§ **Written problem**:
Reproduce each of the following rows word for word, with nothing added, dropped, or changed.

§ **Extracted material**:
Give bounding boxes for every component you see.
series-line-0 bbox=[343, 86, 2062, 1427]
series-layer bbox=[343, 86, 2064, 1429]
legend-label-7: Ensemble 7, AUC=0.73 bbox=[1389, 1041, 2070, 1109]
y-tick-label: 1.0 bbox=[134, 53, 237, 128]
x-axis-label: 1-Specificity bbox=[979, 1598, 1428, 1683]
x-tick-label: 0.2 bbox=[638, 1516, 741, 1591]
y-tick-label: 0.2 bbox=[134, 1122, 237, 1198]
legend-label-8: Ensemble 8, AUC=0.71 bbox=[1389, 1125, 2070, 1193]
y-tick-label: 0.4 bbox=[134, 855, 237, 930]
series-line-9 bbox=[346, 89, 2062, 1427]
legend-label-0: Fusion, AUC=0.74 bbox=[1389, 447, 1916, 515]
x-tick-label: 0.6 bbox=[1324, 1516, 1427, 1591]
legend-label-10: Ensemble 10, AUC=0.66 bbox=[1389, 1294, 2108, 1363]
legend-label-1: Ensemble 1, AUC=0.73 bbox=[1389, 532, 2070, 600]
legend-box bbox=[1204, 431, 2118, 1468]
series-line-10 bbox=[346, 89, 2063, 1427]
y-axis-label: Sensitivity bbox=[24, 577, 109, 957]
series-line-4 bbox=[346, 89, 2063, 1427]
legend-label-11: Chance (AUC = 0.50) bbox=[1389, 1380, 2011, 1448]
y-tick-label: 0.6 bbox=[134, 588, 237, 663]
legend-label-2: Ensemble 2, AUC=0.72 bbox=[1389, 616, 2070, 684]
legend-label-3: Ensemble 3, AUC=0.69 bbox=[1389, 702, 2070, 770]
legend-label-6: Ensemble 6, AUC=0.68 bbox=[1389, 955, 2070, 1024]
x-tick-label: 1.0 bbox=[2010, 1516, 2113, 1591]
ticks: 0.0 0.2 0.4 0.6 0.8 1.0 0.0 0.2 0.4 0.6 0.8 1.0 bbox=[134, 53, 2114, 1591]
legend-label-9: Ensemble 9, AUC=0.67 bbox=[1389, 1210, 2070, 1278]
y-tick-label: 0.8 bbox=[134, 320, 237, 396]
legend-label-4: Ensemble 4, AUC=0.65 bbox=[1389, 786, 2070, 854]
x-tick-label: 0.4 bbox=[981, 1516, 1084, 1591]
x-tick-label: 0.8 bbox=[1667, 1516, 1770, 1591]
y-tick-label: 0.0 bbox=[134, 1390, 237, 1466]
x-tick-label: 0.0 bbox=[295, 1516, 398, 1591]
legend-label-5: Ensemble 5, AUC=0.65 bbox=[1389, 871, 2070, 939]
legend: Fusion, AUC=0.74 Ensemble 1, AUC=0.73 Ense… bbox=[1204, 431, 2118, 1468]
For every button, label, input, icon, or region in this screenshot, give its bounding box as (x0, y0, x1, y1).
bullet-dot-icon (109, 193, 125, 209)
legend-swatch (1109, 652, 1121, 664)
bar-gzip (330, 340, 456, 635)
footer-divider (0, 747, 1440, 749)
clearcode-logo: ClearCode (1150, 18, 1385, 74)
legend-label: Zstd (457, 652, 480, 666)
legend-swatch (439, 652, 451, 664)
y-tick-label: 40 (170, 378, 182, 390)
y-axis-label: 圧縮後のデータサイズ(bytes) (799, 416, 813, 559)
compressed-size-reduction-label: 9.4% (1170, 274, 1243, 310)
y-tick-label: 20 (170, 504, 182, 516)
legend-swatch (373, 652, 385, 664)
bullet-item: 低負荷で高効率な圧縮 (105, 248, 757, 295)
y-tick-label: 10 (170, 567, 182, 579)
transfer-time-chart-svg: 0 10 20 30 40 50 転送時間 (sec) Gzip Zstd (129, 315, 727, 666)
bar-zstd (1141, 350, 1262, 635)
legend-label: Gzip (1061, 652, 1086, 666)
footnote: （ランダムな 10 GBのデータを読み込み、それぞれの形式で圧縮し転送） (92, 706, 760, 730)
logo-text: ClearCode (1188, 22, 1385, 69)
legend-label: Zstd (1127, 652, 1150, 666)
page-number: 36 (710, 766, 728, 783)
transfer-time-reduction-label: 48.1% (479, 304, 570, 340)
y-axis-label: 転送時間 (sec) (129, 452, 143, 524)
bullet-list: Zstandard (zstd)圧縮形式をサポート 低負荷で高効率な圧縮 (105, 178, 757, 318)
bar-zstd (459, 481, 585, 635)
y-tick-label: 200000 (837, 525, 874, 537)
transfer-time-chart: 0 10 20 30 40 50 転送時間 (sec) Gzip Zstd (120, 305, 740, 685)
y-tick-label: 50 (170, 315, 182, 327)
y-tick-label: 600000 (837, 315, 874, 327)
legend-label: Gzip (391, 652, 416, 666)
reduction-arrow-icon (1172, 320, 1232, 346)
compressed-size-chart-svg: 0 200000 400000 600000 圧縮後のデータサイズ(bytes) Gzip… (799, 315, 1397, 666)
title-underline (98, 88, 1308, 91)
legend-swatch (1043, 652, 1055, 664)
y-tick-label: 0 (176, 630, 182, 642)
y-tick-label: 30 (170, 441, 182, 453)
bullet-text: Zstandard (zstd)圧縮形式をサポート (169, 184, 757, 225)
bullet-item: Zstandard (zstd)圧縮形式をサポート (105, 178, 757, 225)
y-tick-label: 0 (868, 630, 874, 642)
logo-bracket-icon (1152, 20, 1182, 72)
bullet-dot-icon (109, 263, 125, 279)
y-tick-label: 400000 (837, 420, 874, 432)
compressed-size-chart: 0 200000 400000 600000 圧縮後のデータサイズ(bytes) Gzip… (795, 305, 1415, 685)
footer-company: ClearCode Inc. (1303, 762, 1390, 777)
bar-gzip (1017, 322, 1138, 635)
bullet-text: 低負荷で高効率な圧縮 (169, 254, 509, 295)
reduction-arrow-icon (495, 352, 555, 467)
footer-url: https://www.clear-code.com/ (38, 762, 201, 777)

§ **Final result**:
Give bounding boxes for every component you see.
series-line-0 bbox=[343, 86, 2062, 1427]
series-layer bbox=[343, 86, 2064, 1429]
legend-label-7: Ensemble 7, AUC=0.73 bbox=[1389, 1041, 2070, 1109]
y-tick-label: 1.0 bbox=[134, 53, 237, 128]
x-axis-label: 1-Specificity bbox=[979, 1598, 1428, 1683]
x-tick-label: 0.2 bbox=[638, 1516, 741, 1591]
y-tick-label: 0.2 bbox=[134, 1122, 237, 1198]
legend-label-8: Ensemble 8, AUC=0.71 bbox=[1389, 1125, 2070, 1193]
y-tick-label: 0.4 bbox=[134, 855, 237, 930]
series-line-9 bbox=[346, 89, 2062, 1427]
legend-label-0: Fusion, AUC=0.74 bbox=[1389, 447, 1916, 515]
x-tick-label: 0.6 bbox=[1324, 1516, 1427, 1591]
legend-label-10: Ensemble 10, AUC=0.66 bbox=[1389, 1294, 2108, 1363]
legend-label-1: Ensemble 1, AUC=0.73 bbox=[1389, 532, 2070, 600]
legend-box bbox=[1204, 431, 2118, 1468]
series-line-10 bbox=[346, 89, 2063, 1427]
y-axis-label: Sensitivity bbox=[24, 577, 109, 957]
series-line-4 bbox=[346, 89, 2063, 1427]
legend-label-11: Chance (AUC = 0.50) bbox=[1389, 1380, 2011, 1448]
y-tick-label: 0.6 bbox=[134, 588, 237, 663]
legend-label-2: Ensemble 2, AUC=0.72 bbox=[1389, 616, 2070, 684]
legend-label-3: Ensemble 3, AUC=0.69 bbox=[1389, 702, 2070, 770]
legend-label-6: Ensemble 6, AUC=0.68 bbox=[1389, 955, 2070, 1024]
x-tick-label: 1.0 bbox=[2010, 1516, 2113, 1591]
ticks: 0.0 0.2 0.4 0.6 0.8 1.0 0.0 0.2 0.4 0.6 0.8 1.0 bbox=[134, 53, 2114, 1591]
legend-label-9: Ensemble 9, AUC=0.67 bbox=[1389, 1210, 2070, 1278]
y-tick-label: 0.8 bbox=[134, 320, 237, 396]
legend-label-4: Ensemble 4, AUC=0.65 bbox=[1389, 786, 2070, 854]
x-tick-label: 0.4 bbox=[981, 1516, 1084, 1591]
x-tick-label: 0.8 bbox=[1667, 1516, 1770, 1591]
y-tick-label: 0.0 bbox=[134, 1390, 237, 1466]
x-tick-label: 0.0 bbox=[295, 1516, 398, 1591]
legend-label-5: Ensemble 5, AUC=0.65 bbox=[1389, 871, 2070, 939]
legend: Fusion, AUC=0.74 Ensemble 1, AUC=0.73 Ense… bbox=[1204, 431, 2118, 1468]
For every button, label, input, icon, or region in this screenshot, give its bounding box as (x0, y0, x1, y1).
bullet-dot-icon (109, 193, 125, 209)
legend-swatch (1109, 652, 1121, 664)
bar-gzip (330, 340, 456, 635)
footer-divider (0, 747, 1440, 749)
clearcode-logo: ClearCode (1150, 18, 1385, 74)
legend-label: Zstd (457, 652, 480, 666)
legend-swatch (439, 652, 451, 664)
y-tick-label: 40 (170, 378, 182, 390)
y-axis-label: 圧縮後のデータサイズ(bytes) (799, 416, 813, 559)
compressed-size-reduction-label: 9.4% (1170, 274, 1243, 310)
y-tick-label: 20 (170, 504, 182, 516)
legend-swatch (373, 652, 385, 664)
bullet-item: 低負荷で高効率な圧縮 (105, 248, 757, 295)
y-tick-label: 10 (170, 567, 182, 579)
transfer-time-chart-svg: 0 10 20 30 40 50 転送時間 (sec) Gzip Zstd (129, 315, 727, 666)
bar-zstd (1141, 350, 1262, 635)
legend-label: Gzip (1061, 652, 1086, 666)
footnote: （ランダムな 10 GBのデータを読み込み、それぞれの形式で圧縮し転送） (92, 706, 760, 730)
logo-text: ClearCode (1188, 22, 1385, 69)
legend-label: Zstd (1127, 652, 1150, 666)
page-number: 36 (710, 766, 728, 783)
transfer-time-reduction-label: 48.1% (479, 304, 570, 340)
y-axis-label: 転送時間 (sec) (129, 452, 143, 524)
bullet-list: Zstandard (zstd)圧縮形式をサポート 低負荷で高効率な圧縮 (105, 178, 757, 318)
bar-zstd (459, 481, 585, 635)
y-tick-label: 200000 (837, 525, 874, 537)
transfer-time-chart: 0 10 20 30 40 50 転送時間 (sec) Gzip Zstd (120, 305, 740, 685)
y-tick-label: 50 (170, 315, 182, 327)
y-tick-label: 600000 (837, 315, 874, 327)
legend-label: Gzip (391, 652, 416, 666)
reduction-arrow-icon (1172, 320, 1232, 346)
compressed-size-chart-svg: 0 200000 400000 600000 圧縮後のデータサイズ(bytes) Gzip… (799, 315, 1397, 666)
title-underline (98, 88, 1308, 91)
legend-swatch (1043, 652, 1055, 664)
y-tick-label: 0 (176, 630, 182, 642)
y-tick-label: 30 (170, 441, 182, 453)
bullet-text: Zstandard (zstd)圧縮形式をサポート (169, 184, 757, 225)
bullet-item: Zstandard (zstd)圧縮形式をサポート (105, 178, 757, 225)
y-tick-label: 0 (868, 630, 874, 642)
logo-bracket-icon (1152, 20, 1182, 72)
bullet-dot-icon (109, 263, 125, 279)
y-tick-label: 400000 (837, 420, 874, 432)
compressed-size-chart: 0 200000 400000 600000 圧縮後のデータサイズ(bytes) Gzip… (795, 305, 1415, 685)
footer-company: ClearCode Inc. (1303, 762, 1390, 777)
bar-gzip (1017, 322, 1138, 635)
bullet-text: 低負荷で高効率な圧縮 (169, 254, 509, 295)
reduction-arrow-icon (495, 352, 555, 467)
footer-url: https://www.clear-code.com/ (38, 762, 201, 777)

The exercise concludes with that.